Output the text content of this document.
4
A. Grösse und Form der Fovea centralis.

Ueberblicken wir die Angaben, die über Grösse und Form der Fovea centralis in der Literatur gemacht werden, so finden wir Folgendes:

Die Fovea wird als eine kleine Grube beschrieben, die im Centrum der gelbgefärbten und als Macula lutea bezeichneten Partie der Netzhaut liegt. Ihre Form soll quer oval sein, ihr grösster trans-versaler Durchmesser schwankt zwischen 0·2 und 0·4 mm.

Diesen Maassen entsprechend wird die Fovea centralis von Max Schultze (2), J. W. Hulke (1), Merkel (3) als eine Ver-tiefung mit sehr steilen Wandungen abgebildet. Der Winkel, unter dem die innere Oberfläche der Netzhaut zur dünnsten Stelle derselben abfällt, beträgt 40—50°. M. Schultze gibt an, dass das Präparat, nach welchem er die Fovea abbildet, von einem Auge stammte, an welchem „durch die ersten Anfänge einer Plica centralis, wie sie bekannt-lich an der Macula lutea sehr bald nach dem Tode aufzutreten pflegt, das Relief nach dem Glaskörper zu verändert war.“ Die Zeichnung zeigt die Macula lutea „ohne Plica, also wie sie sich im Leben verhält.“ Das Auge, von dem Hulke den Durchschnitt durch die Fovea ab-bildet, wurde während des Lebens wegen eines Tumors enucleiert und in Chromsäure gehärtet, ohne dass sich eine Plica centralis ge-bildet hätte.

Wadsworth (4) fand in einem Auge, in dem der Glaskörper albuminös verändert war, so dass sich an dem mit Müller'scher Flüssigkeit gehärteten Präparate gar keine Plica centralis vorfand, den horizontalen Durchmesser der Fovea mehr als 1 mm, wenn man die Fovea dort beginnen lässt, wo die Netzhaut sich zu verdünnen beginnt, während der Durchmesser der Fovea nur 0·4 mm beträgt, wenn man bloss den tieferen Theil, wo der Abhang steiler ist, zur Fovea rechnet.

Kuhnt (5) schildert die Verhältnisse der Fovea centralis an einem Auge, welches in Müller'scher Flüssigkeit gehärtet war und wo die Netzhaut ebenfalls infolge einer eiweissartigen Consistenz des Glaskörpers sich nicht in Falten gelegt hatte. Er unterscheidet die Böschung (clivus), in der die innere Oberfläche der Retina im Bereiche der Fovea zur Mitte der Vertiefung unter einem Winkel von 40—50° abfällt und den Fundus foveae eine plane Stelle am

-------------------------

Look for the word "Form" throughout the material above and copy every line that has it.

A. Grösse und Form der Fovea centralis.
Ueberblicken wir die Angaben, die über Grösse und Form der Fovea centralis in der Literatur gemacht werden, so finden wir Folgendes:
Die Fovea wird als eine kleine Grube beschrieben, die im Centrum der gelbgefärbten und als Macula lutea bezeichneten Partie der Netzhaut liegt. Ihre Form soll quer oval sein, ihr grösster trans-versaler Durchmesser schwankt zwischen 0·2 und 0·4 mm.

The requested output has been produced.